Extract to read:

-- Start --

8    Rossfield as lessor of the motor vehicles to Capital had a security interest in the goods. It was entitled to its interest registered under Pt 3 of the Act. However, it had provided wrong registration details in respect of three of the vehicles and had not attempted to register its security interest in respect of the other two. It was accepted that as a result of the error in registration details of three vehicles (see Registrar, Security Interests v Psarros (1989) 51 SASR 318 at 326) and the absence of registration of the other two, Rossfield’s interest in each vehicle was classified as an unregistered security interest under the Act.

9    Section 7 provides that in certain circumstances, an unregistered security interest may be extinguished. The section invokes the bona fide purchaser for value doctrine, with the consequence that a third party interest may attain priority over that of a security interest provided the requirements of the section are satisfied.

-- End --

Given records:
-- Start --

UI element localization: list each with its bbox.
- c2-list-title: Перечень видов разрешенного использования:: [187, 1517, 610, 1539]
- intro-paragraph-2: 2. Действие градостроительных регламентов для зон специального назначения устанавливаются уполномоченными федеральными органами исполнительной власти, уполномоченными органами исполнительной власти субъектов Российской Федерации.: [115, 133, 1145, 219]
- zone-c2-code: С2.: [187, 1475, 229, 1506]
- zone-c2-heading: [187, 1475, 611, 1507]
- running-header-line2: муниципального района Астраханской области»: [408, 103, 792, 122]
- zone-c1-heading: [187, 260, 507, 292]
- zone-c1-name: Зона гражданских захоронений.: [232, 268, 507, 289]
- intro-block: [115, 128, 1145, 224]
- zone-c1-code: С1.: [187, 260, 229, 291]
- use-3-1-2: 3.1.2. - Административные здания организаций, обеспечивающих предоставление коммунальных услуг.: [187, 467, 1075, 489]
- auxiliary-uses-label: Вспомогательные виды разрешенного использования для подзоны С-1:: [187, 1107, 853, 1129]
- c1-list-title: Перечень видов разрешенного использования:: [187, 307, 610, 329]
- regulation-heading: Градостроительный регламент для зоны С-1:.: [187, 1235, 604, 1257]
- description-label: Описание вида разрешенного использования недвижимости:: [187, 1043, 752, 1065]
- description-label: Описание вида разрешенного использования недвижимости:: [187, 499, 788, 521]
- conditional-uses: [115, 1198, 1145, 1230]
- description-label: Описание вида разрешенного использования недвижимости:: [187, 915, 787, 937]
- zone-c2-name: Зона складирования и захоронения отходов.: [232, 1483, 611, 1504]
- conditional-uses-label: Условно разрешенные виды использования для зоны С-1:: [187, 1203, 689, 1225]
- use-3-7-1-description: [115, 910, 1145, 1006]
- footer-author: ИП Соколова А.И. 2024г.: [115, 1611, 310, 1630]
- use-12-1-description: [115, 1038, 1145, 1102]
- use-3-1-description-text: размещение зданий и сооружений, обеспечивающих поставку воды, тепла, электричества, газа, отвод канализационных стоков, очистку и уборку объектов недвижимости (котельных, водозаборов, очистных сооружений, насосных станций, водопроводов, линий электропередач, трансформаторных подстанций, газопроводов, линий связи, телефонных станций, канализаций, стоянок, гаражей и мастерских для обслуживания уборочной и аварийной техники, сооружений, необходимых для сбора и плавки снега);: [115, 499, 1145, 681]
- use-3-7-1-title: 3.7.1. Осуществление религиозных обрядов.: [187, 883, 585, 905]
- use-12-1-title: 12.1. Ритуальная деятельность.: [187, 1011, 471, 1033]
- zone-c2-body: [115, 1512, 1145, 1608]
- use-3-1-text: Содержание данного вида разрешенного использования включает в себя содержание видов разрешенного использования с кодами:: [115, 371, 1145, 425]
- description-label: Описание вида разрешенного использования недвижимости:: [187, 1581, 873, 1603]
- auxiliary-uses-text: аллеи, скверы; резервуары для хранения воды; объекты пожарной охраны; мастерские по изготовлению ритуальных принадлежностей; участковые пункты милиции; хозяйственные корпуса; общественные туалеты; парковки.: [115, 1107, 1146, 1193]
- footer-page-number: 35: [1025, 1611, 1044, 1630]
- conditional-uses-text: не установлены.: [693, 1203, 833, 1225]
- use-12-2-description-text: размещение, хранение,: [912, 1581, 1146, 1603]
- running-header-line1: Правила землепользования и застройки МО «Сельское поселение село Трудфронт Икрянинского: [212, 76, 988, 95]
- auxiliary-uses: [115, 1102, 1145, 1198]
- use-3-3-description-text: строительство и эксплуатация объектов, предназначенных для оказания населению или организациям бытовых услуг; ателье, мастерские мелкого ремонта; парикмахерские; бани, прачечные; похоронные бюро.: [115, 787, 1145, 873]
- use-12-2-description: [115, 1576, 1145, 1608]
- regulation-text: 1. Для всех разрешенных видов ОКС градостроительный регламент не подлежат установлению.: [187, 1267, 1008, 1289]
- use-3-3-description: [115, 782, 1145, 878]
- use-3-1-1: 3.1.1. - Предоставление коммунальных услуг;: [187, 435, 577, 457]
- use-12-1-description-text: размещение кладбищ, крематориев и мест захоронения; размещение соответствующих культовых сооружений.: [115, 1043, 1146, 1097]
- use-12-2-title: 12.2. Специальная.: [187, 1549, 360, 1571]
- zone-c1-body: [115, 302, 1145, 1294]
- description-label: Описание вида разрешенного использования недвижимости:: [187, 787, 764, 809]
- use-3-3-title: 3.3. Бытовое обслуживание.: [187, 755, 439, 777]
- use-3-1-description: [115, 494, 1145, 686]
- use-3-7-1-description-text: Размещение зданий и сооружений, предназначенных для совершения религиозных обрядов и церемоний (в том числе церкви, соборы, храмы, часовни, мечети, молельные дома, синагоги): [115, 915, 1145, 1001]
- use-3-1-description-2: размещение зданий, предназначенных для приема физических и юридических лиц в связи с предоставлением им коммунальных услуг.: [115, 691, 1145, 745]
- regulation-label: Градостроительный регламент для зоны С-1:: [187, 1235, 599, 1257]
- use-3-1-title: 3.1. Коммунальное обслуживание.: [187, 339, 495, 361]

-- End --

Given problem 1: Using the passage on Rossfield's security interest, explain in one to three sentences why Rossfield's interest in each vehicle was classified as an unregistered security interest.
Given problem 2:
Answer these questions from the passage on Rossfield's security interest.
(a) Under which Part of the Act was Rossfield entitled to have its interest registered?
(b) In respect of how many vehicles did Rossfield provide wrong registration details?
(c) Which doctrine does Section 7 invoke?
Given problem 3: Repeat a section of the passage on Rossfield's security interest word for word. Begin at the words "9    Section 7" and stop after the words "section are satisfied.".

Output 1: Rossfield had given wrong registration details for three of the vehicles and had not tried to register its security interest in the other two. Because of that error and that lack of registration, its interest in each vehicle was classified as an unregistered security interest under the Act.

Output 2:
(a) Pt 3 of the Act.
(b) Three.
(c) The bona fide purchaser for value doctrine.

Output 3:
9    Section 7 provides that in certain circumstances, an unregistered security interest may be extinguished. The section invokes the bona fide purchaser for value doctrine, with the consequence that a third party interest may attain priority over that of a security interest provided the requirements of the section are satisfied.